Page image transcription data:
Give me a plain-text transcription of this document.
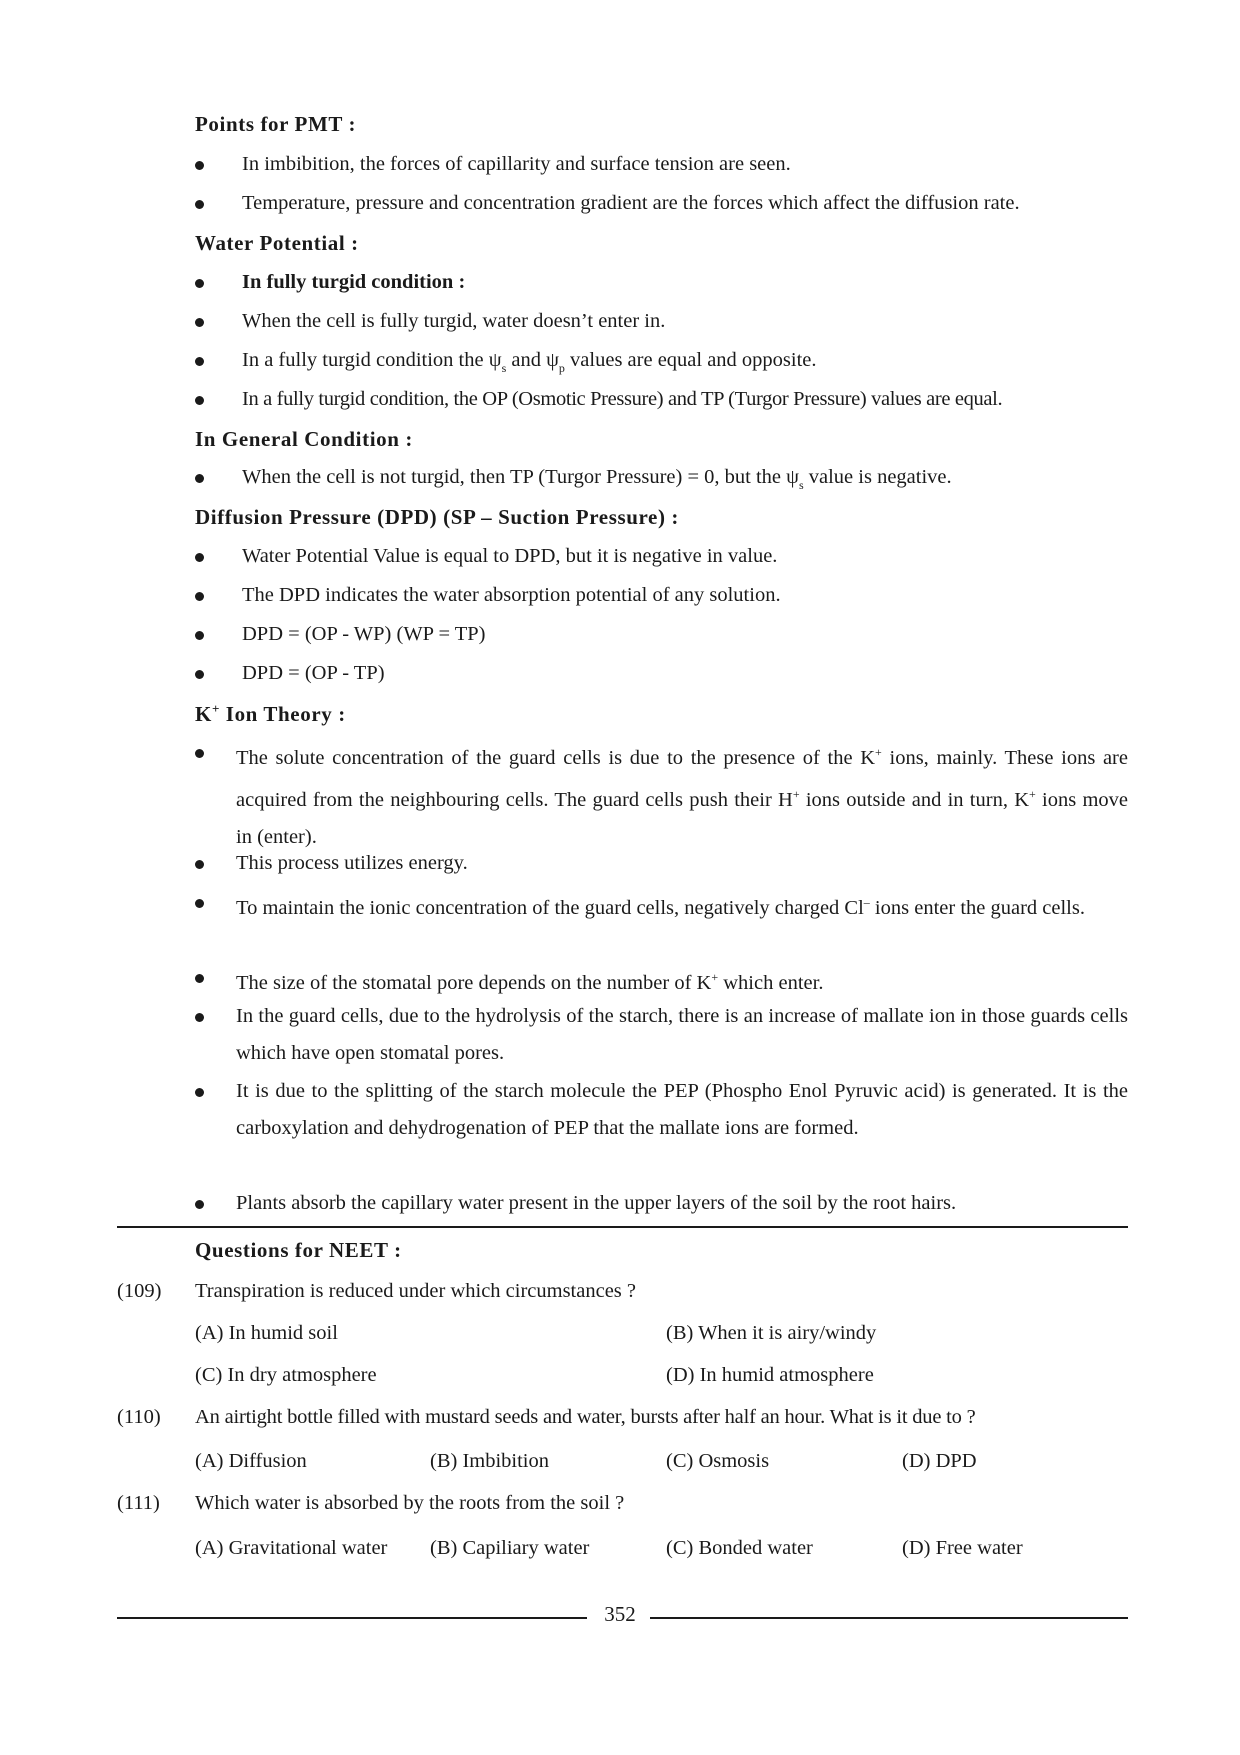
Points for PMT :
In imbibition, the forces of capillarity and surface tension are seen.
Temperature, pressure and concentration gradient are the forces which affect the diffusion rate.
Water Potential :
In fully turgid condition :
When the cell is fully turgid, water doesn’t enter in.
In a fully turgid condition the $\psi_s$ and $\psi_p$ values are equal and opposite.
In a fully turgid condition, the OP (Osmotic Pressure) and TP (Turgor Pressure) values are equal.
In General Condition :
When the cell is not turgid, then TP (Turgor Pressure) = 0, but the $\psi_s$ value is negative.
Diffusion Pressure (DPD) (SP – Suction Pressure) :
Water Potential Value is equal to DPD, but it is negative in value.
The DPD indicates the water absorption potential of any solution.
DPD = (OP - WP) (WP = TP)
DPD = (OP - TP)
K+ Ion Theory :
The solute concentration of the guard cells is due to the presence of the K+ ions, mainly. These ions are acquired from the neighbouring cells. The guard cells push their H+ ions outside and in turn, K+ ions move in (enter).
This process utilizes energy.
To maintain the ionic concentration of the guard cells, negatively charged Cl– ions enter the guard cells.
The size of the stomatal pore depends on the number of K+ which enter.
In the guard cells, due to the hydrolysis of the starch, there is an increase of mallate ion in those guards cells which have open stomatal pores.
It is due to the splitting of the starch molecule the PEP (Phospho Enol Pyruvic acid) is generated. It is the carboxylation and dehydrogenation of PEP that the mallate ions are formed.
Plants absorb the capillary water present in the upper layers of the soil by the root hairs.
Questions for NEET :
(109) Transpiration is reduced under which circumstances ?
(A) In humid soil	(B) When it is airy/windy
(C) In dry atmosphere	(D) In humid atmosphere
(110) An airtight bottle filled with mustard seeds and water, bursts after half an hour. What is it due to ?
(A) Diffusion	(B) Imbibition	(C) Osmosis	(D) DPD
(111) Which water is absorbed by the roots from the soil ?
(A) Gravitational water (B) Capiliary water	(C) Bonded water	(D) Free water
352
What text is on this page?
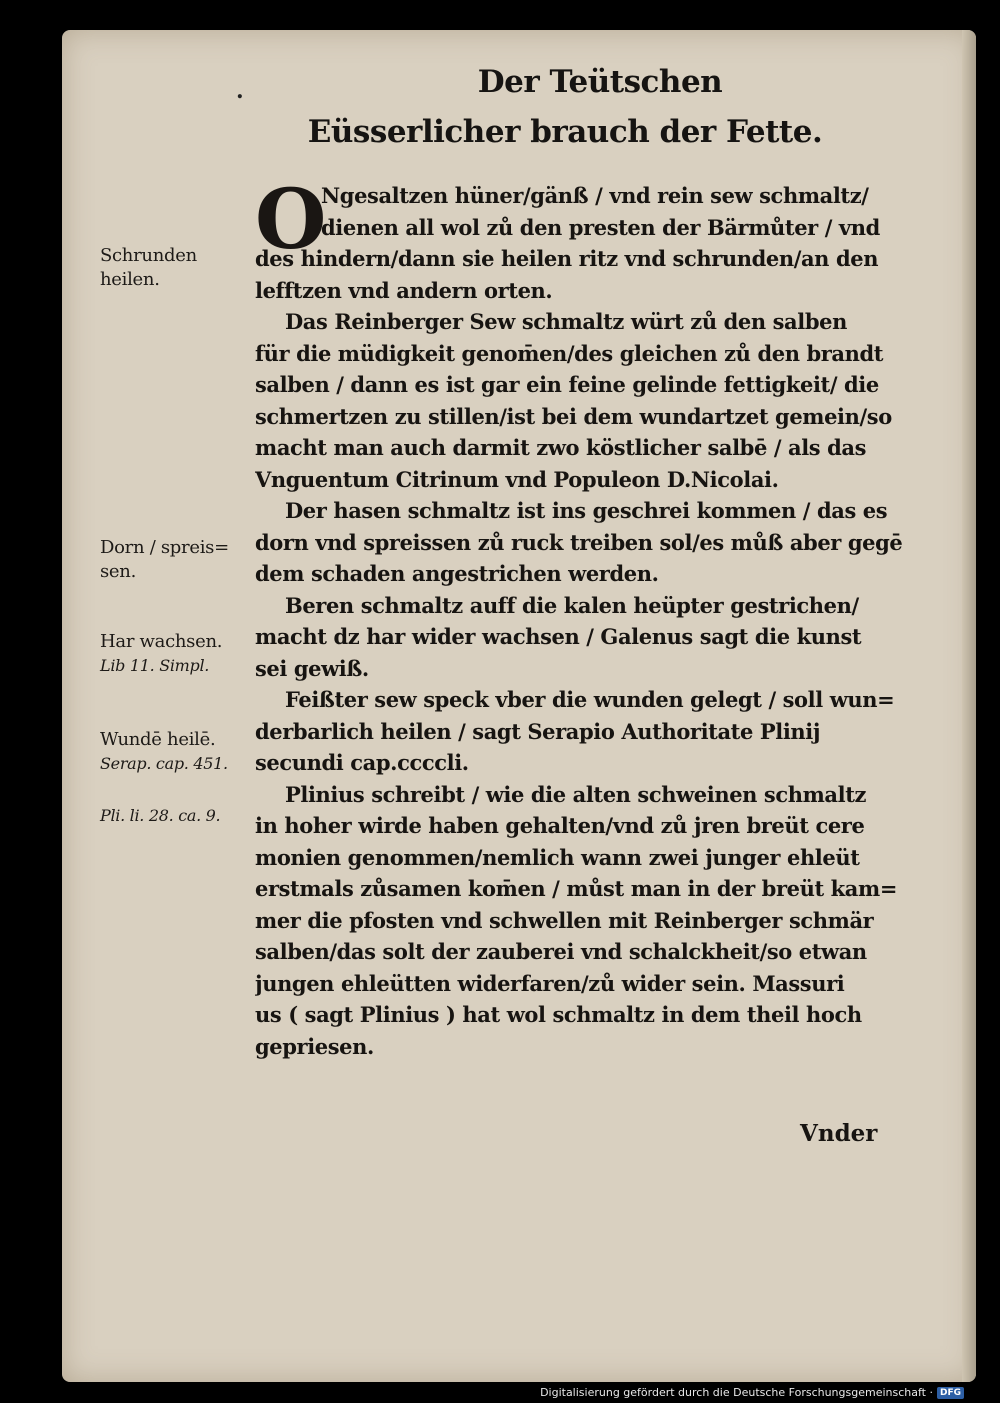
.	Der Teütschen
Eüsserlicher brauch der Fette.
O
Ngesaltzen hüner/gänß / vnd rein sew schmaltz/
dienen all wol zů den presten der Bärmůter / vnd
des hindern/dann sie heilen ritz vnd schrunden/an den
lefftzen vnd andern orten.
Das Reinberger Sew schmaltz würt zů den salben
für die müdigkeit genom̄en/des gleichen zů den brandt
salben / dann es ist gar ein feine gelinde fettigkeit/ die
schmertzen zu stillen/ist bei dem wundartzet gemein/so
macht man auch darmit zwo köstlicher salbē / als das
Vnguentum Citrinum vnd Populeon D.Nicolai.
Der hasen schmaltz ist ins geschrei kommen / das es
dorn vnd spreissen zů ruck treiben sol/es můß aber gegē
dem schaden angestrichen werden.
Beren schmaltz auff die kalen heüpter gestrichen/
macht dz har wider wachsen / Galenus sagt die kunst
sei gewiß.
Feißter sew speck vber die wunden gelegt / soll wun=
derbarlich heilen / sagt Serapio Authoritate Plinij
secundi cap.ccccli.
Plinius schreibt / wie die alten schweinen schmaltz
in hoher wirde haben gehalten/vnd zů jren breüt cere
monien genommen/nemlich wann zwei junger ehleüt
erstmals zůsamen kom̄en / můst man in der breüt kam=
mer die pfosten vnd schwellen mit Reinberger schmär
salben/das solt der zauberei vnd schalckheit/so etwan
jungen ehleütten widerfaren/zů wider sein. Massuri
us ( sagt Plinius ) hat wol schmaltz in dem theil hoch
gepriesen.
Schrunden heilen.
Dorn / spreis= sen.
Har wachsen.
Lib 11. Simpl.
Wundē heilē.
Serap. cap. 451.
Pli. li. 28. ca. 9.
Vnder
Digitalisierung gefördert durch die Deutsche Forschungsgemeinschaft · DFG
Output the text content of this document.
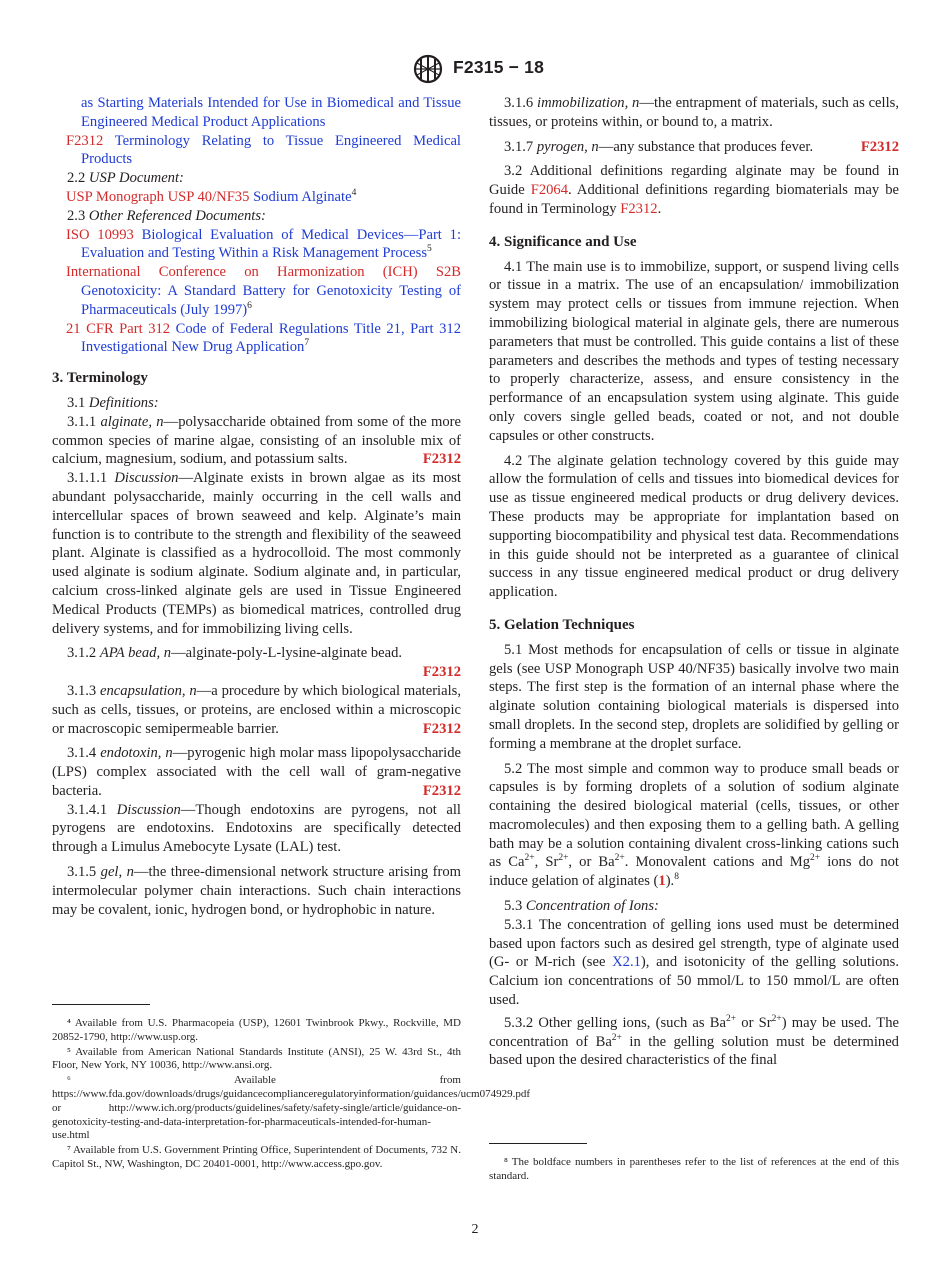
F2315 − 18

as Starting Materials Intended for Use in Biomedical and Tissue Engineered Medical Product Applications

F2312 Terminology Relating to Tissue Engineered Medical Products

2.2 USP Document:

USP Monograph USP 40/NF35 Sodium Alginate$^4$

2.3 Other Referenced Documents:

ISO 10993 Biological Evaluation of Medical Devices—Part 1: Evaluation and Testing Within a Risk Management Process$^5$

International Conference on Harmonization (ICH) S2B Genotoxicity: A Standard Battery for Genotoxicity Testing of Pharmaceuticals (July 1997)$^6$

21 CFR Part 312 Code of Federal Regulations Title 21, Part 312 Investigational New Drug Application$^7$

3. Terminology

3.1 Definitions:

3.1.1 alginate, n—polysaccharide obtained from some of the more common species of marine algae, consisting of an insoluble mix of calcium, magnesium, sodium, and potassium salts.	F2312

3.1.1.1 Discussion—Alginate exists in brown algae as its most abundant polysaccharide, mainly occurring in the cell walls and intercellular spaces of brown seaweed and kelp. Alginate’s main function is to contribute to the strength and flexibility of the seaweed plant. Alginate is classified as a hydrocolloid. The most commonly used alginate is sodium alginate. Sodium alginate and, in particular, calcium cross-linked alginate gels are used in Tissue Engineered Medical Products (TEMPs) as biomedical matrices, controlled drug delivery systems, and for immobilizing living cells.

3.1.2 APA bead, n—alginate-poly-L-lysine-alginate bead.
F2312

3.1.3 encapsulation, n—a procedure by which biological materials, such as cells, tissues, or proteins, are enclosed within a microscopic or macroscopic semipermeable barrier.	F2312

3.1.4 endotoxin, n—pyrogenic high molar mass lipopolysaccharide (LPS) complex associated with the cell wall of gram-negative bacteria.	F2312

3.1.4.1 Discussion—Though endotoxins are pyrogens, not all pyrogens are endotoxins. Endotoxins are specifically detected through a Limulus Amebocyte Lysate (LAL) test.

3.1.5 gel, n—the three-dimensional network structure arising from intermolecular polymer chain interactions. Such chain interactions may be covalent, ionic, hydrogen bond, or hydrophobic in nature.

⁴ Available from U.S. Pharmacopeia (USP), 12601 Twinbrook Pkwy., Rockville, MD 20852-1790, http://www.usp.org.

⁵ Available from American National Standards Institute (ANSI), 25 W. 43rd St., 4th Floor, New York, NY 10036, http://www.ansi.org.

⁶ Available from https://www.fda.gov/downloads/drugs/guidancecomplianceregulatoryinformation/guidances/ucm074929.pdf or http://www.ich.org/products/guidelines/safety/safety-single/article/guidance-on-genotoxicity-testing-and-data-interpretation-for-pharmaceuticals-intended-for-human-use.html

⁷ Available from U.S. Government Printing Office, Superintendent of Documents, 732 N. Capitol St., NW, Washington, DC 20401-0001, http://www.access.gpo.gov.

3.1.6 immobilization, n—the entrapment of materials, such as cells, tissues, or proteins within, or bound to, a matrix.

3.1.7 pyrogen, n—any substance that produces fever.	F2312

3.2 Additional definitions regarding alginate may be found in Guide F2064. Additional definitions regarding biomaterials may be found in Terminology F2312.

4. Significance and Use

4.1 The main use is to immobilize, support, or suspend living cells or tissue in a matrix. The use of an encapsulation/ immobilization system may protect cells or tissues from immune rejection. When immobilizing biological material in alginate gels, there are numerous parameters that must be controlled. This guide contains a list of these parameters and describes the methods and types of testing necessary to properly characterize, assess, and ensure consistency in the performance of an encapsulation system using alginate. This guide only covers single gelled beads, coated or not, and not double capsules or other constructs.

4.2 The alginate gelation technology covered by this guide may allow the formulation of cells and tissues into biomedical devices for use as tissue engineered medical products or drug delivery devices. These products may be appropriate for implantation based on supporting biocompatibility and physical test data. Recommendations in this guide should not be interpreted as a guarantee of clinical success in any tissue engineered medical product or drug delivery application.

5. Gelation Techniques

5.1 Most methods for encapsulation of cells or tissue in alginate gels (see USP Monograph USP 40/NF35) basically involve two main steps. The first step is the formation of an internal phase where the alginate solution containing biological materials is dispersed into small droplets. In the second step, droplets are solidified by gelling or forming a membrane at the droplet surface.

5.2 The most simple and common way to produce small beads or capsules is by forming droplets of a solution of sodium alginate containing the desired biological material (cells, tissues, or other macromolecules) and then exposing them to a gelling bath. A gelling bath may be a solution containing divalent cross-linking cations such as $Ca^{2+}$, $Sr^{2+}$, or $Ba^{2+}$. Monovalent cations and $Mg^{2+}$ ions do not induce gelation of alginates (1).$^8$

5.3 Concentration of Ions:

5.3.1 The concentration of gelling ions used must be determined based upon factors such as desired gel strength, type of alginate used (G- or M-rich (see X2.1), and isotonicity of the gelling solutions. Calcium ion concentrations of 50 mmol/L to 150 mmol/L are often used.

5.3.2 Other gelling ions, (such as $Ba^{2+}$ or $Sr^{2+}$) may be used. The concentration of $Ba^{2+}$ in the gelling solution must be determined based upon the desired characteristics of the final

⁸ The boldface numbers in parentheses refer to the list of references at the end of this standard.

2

**How to complete this task:**
Scan the records for lines that hold "fully", and reproduce each one you find.

**Exercise result:**
In fully turgid condition :
When the cell is fully turgid, water doesn’t enter in.
In a fully turgid condition the $\psi_s$ and $\psi_p$ values are equal and opposite.
In a fully turgid condition, the OP (Osmotic Pressure) and TP (Turgor Pressure) values are equal.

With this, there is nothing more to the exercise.